> [課題の構成]:
(a) 西宮市へのコロナ対策要請の記事をもとに、次の問いに答えてください。
(i) ZENKO兵庫が西宮市に要請を行ったのは何月何日ですか。
(ii) 今回の要請に同席したのはだれですか。
(iii) 人員について、市の担当者はどのように答えましたか。
(b) 西宮市へのコロナ対策要請の記事を、最後の文の後から書き継いでください。

> [課題文]:

____

2020年09月25日 1642号

【高齢者施設の実例を突きつけ、対応引き出す 西宮市にコロナ対策要請】

 8月26日、ZENKO兵庫は西宮市の新型コロナウイルス感染症対策室と法人指導課に対し、要請を行いました。市内でも高齢者施設で「集団感染」(クラスター)が発生しています。市の検査体制と対応では高齢者施設での感染拡大防止はできないことを示す「感染事例」の実例を突きつけ、見解をただしました。

 重症化リスクの高い高齢者施設の感染対策が急務であることを訴え、(1)医療・介護職員の濃厚接触者の追跡を優先的に行うこと(2)介護事業所への「感染対策マニュアル」の作成と通知(3)高齢者施設の介護職員、利用者、同居家族の「感染疑い対象者」に対する即時PCR検査実施―の3項目を要請しました。今回は、事前に要請内容を伝えた市議会議員も同席しました。

 市の担当者は「国の指針に沿って先月から濃厚接触者全員を追跡調査することになり、人員が足りていない」「高齢者施設検査拡大へ、国の方針が示されたら対応する」との答弁でした。

____

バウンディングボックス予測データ
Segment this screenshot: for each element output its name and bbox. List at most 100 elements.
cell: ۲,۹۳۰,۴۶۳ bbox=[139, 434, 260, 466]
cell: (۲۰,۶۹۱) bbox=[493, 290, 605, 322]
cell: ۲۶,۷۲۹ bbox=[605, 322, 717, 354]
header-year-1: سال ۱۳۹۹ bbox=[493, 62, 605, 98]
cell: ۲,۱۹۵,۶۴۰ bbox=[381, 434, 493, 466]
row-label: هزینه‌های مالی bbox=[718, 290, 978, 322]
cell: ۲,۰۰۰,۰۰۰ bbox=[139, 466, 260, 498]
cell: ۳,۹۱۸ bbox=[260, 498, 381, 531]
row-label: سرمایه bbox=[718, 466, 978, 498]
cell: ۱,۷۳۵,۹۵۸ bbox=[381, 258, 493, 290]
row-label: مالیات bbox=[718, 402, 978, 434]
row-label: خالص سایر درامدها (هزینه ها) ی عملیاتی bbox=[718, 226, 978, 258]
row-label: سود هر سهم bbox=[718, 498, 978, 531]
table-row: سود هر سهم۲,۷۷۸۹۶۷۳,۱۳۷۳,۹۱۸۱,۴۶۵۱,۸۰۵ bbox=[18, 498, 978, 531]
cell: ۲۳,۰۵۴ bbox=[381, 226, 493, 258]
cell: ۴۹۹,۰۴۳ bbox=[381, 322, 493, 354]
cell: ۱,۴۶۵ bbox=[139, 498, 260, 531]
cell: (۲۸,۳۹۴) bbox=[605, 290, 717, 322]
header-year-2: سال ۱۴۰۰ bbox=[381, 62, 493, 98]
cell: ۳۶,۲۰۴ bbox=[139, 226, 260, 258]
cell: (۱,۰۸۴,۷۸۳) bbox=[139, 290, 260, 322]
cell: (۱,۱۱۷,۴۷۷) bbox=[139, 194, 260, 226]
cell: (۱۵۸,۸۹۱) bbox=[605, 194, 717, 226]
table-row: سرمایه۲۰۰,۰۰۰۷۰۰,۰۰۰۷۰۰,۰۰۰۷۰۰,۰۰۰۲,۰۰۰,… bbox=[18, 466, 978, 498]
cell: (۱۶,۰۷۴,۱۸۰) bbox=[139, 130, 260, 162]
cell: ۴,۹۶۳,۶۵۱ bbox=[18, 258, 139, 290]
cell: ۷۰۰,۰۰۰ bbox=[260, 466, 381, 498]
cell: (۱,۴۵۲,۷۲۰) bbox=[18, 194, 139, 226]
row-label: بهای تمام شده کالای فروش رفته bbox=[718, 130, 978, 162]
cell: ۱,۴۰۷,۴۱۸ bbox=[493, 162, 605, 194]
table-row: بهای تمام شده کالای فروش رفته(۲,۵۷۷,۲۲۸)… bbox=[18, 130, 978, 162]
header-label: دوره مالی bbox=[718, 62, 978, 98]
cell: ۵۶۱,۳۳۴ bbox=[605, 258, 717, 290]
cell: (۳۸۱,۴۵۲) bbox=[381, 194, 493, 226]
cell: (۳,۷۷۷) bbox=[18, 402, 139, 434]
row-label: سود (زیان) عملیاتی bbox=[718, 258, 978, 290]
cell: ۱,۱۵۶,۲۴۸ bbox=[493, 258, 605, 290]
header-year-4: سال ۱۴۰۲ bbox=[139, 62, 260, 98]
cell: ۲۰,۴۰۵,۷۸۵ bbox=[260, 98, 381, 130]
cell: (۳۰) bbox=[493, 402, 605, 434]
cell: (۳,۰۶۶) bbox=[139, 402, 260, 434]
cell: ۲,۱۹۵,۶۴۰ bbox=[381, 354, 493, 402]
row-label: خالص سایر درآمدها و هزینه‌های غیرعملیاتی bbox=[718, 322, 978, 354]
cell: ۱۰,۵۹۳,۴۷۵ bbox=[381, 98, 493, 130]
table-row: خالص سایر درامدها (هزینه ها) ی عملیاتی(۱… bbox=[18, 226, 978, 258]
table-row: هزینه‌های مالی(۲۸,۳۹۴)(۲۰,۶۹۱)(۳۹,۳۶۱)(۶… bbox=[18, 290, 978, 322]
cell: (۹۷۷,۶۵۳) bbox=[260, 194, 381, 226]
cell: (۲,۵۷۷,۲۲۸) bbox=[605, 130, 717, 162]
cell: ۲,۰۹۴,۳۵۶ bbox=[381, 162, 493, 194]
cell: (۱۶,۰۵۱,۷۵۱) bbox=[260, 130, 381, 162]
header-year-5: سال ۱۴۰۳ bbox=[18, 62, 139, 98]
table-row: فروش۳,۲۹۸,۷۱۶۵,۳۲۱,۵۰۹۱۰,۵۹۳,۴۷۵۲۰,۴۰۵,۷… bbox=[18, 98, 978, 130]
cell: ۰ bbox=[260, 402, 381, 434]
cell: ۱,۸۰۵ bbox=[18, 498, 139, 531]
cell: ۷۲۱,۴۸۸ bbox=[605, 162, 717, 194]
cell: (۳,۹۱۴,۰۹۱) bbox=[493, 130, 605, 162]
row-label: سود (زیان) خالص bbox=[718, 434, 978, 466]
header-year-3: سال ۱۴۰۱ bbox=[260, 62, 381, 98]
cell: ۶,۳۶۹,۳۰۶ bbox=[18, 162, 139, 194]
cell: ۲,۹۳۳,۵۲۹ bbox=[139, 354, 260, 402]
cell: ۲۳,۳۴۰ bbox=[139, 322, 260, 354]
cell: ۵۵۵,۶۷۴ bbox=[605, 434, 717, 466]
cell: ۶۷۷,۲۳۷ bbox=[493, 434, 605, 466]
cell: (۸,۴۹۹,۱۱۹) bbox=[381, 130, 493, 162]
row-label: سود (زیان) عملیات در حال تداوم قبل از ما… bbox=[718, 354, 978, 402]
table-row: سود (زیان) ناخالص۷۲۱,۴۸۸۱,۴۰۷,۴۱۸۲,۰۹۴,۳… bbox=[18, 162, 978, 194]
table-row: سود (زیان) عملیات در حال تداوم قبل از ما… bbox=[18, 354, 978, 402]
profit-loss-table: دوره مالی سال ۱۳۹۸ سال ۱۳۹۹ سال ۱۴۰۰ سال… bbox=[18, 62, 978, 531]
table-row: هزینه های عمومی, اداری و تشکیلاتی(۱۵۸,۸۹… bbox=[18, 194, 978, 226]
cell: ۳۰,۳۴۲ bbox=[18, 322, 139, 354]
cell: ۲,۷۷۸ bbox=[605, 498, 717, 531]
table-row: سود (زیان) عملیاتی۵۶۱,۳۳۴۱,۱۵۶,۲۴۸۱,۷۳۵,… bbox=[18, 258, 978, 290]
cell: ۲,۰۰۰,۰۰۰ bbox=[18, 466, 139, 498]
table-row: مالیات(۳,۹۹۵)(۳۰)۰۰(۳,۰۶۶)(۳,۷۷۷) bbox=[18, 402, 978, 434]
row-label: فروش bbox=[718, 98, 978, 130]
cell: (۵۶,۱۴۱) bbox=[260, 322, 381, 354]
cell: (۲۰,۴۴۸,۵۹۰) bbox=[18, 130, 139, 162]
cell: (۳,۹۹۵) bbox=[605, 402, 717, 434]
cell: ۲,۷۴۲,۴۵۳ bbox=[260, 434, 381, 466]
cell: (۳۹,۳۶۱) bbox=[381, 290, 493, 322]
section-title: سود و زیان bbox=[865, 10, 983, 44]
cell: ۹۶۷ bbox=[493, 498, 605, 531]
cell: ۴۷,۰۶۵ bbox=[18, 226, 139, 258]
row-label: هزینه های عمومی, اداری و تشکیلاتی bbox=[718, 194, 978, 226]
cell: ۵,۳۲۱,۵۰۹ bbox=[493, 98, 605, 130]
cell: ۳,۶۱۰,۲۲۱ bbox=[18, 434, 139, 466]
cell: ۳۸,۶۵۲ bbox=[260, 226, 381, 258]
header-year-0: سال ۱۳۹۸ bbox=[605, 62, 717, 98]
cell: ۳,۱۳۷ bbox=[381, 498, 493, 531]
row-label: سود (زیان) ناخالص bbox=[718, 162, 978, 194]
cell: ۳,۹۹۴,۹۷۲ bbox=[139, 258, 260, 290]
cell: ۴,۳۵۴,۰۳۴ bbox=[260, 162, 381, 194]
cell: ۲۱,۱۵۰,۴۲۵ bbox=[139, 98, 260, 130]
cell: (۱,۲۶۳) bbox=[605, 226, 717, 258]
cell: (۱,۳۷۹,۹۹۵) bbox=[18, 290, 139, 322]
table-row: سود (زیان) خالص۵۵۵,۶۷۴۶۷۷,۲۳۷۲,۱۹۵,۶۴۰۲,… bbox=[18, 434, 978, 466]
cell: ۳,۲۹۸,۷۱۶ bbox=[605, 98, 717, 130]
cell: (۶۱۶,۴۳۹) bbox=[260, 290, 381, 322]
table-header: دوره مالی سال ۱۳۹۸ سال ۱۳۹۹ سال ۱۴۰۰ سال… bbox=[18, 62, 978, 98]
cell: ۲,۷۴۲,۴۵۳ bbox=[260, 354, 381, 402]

____

> [項目別の解答]:
(a)
(i) 8月26日です。
(ii) 事前に要請内容を伝えた市議会議員です。
(iii) 国の指針に沿って先月から濃厚接触者全員を追跡調査することになり、人員が足りていないと答えました。

(b)
 それに対して現場から実例を示して追及し、「感染防止が事業所まかせになっていて統一したマニュアルもない。実際に感染が起こったら小規模の事業所はつぶれてしまうという不安がある」などの声を伝えました。追及に、市の担当者も国の方針どおりだけでは感染拡大の可能性があることを認めざるを得ませんでした。そして、担当者から「とりあえず現状で対応できることは、やれる方向で検討したい」との返答を引き出すことができました。現場の生の声を伝えることで行政も動かすことができると確信し、これからも要請を続けていきます。